Records about charts and figures
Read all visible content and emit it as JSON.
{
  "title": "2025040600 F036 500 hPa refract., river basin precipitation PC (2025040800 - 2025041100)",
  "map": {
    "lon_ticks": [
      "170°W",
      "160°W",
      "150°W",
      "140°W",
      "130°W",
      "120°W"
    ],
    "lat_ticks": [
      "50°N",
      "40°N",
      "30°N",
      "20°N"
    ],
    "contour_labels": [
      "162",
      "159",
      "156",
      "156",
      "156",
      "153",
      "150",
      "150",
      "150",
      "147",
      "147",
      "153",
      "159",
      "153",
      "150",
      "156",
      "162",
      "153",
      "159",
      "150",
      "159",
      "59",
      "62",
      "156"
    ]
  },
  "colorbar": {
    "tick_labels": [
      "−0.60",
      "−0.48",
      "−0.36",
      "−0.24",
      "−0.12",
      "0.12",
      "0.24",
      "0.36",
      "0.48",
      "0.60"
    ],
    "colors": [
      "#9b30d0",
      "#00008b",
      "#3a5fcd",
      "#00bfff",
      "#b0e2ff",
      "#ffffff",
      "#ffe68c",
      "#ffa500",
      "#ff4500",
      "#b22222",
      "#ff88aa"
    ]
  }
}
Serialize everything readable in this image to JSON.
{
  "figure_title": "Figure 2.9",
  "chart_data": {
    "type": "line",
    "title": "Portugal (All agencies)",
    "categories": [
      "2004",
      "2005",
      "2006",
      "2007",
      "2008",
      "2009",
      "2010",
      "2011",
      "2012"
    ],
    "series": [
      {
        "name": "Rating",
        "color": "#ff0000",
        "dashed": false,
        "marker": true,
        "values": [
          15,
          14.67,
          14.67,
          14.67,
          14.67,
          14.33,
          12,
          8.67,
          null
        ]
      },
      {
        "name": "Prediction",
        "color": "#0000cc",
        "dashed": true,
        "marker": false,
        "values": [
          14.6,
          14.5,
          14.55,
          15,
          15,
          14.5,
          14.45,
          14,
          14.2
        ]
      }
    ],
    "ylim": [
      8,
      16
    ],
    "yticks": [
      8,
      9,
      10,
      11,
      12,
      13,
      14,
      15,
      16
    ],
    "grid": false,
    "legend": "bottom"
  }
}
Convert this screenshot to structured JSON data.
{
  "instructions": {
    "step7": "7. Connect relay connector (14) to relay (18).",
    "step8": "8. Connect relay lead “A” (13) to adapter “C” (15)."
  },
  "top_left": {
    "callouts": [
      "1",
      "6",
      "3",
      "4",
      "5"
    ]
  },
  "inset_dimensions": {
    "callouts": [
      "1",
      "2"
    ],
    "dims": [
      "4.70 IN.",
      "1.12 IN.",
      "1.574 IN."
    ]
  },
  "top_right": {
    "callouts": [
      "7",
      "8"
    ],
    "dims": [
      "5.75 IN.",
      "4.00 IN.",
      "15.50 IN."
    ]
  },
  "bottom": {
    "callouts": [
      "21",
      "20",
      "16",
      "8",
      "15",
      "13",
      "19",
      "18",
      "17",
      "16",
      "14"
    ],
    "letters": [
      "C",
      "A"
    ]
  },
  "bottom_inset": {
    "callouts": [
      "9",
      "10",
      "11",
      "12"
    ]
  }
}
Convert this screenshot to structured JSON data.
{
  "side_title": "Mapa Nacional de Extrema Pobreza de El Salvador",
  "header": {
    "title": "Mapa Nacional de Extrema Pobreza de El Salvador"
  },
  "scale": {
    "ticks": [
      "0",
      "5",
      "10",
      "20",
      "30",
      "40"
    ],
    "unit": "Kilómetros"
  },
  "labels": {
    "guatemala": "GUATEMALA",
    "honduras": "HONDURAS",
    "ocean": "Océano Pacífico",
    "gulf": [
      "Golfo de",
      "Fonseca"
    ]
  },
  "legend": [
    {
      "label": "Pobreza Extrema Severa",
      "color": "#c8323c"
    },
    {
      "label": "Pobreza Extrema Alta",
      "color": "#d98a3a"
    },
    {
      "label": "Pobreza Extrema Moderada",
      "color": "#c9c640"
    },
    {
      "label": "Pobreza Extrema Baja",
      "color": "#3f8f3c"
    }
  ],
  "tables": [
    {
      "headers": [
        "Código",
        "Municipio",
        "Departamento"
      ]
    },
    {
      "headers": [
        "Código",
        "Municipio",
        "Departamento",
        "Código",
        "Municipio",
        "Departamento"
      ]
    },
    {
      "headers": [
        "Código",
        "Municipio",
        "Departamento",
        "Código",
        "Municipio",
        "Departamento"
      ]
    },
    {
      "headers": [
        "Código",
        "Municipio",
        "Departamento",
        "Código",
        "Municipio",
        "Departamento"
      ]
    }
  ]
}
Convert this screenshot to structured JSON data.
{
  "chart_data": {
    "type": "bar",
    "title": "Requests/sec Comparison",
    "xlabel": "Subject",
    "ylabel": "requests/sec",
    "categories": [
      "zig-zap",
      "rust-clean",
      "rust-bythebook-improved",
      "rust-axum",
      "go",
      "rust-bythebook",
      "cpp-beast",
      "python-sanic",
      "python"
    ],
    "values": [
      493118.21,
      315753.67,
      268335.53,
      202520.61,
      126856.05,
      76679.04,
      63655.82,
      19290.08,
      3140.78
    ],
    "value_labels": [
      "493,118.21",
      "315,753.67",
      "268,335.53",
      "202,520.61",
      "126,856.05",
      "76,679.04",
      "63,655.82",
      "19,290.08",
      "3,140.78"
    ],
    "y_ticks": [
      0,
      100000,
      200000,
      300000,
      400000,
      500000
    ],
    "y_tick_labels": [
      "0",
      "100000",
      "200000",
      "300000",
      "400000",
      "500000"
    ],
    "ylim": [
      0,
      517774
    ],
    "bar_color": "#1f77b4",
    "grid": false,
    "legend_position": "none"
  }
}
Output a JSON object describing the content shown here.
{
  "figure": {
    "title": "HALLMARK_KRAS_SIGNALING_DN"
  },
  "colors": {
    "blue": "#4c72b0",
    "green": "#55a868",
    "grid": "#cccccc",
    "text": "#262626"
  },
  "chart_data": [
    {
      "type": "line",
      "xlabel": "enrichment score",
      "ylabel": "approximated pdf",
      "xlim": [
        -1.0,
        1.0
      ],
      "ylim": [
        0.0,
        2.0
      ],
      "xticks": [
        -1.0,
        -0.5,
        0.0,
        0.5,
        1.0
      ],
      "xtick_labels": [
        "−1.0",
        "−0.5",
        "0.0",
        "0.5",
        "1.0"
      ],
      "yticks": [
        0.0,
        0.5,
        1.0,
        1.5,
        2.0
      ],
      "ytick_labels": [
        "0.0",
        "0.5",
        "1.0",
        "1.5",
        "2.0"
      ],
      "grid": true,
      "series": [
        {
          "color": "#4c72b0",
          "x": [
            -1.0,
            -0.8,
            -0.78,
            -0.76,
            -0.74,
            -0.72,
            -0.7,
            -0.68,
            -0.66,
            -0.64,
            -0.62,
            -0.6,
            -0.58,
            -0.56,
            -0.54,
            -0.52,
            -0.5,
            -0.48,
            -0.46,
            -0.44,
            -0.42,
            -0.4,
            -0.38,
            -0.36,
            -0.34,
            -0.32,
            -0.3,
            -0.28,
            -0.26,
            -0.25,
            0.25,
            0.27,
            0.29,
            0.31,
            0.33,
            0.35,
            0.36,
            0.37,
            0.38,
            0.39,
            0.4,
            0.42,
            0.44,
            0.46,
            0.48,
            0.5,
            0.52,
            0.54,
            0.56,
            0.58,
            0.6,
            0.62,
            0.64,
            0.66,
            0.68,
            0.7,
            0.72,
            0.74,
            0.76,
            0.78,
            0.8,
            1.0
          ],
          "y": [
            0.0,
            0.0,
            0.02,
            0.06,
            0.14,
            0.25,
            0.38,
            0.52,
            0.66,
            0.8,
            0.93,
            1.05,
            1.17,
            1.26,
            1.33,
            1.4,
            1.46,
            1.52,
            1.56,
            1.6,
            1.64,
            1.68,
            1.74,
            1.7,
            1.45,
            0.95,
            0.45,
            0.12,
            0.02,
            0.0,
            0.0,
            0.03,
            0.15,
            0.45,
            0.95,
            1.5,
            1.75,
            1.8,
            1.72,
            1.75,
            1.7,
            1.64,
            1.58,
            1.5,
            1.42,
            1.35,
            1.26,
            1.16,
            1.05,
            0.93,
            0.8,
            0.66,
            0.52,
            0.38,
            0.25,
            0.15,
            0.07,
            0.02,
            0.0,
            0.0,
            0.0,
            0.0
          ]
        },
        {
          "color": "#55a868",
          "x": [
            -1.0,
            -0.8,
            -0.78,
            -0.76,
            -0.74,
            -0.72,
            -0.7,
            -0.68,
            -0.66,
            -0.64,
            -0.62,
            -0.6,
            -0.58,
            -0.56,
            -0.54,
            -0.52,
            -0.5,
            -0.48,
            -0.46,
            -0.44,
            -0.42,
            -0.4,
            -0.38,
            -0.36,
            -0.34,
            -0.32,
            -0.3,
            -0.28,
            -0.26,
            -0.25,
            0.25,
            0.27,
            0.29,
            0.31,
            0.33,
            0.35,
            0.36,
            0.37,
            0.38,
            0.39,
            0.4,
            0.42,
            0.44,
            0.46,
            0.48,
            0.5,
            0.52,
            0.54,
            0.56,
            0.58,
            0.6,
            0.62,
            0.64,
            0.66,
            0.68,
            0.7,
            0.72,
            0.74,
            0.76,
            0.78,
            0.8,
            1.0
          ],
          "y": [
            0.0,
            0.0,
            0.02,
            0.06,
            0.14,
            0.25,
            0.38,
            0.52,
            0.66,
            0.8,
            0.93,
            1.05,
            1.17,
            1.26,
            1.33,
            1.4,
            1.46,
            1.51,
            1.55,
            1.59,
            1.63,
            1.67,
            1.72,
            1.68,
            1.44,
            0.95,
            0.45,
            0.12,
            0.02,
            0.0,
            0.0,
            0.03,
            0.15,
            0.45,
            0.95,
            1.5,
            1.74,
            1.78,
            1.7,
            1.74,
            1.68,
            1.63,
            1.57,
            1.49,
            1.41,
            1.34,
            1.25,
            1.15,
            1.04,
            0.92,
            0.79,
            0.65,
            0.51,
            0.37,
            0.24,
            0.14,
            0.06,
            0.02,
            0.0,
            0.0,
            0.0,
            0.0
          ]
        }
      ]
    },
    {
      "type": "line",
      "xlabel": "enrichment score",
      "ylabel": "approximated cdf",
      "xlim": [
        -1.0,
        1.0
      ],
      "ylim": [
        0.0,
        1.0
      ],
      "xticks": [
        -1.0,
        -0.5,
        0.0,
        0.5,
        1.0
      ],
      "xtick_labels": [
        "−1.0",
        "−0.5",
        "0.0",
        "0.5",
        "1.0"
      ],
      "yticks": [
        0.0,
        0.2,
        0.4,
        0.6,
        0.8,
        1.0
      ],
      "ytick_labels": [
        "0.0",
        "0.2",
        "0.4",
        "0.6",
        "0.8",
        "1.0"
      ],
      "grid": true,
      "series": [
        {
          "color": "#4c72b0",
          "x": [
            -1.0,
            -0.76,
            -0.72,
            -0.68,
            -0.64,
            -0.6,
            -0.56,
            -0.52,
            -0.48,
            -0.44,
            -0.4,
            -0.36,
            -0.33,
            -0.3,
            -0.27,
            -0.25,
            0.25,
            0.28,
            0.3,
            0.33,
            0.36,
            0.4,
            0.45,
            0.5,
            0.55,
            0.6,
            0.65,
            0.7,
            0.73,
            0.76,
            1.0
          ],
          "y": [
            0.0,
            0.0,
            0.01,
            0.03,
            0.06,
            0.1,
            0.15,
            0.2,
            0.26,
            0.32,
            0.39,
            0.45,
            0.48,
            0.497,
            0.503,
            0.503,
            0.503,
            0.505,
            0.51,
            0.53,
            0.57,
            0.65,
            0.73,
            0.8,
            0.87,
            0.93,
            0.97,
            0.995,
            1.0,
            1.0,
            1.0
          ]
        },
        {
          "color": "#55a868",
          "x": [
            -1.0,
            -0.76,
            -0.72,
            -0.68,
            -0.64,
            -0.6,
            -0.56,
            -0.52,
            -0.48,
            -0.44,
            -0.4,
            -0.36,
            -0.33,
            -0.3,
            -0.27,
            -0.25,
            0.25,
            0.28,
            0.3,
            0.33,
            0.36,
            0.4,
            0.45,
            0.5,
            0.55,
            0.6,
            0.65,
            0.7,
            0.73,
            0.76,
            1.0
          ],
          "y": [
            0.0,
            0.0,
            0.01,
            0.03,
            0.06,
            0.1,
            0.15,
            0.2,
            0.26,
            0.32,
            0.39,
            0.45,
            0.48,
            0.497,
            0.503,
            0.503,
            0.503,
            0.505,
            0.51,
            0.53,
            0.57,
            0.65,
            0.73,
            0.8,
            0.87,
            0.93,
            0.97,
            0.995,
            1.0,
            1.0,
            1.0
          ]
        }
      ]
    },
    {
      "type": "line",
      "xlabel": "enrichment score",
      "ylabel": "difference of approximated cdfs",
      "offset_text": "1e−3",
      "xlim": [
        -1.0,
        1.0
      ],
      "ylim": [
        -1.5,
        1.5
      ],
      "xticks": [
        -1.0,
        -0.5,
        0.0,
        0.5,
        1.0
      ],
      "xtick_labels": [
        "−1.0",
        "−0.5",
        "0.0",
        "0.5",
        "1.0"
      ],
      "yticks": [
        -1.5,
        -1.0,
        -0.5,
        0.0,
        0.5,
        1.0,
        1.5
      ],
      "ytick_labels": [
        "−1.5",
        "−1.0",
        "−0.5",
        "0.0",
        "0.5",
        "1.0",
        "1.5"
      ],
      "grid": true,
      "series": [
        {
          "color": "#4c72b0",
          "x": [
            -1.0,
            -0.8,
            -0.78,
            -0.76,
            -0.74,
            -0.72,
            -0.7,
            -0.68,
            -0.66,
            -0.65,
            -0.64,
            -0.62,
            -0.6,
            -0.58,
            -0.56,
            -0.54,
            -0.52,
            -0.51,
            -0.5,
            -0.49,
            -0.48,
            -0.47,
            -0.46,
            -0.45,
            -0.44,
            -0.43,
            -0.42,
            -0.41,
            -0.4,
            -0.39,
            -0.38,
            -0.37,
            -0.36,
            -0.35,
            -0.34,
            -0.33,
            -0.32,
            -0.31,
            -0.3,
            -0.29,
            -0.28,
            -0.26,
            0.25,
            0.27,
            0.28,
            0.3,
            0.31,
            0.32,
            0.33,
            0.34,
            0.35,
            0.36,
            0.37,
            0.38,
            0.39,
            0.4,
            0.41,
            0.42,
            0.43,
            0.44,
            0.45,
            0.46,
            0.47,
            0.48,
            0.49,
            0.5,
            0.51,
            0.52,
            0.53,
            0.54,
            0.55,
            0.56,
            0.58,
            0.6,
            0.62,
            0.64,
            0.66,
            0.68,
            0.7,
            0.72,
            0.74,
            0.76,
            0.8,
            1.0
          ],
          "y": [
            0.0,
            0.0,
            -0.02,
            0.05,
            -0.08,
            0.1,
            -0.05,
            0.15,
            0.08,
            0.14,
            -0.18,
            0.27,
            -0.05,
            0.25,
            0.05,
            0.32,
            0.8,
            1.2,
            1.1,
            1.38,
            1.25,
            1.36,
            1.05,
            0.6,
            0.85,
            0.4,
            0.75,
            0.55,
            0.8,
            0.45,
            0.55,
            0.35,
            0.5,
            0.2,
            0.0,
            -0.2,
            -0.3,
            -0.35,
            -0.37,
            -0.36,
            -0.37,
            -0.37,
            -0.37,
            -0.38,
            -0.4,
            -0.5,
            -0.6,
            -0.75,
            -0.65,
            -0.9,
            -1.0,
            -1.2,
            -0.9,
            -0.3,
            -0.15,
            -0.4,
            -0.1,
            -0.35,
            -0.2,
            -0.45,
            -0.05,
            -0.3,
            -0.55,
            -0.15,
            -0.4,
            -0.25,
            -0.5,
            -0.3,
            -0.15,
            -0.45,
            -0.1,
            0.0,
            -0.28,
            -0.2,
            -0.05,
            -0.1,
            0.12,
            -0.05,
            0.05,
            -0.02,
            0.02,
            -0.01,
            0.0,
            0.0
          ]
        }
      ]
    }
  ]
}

Short task:
From the entries above, copy every line containing the word "relay".

Full answer:
    "step7": "7. Connect relay connector (14) to relay (18).",
    "step8": "8. Connect relay lead “A” (13) to adapter “C” (15)."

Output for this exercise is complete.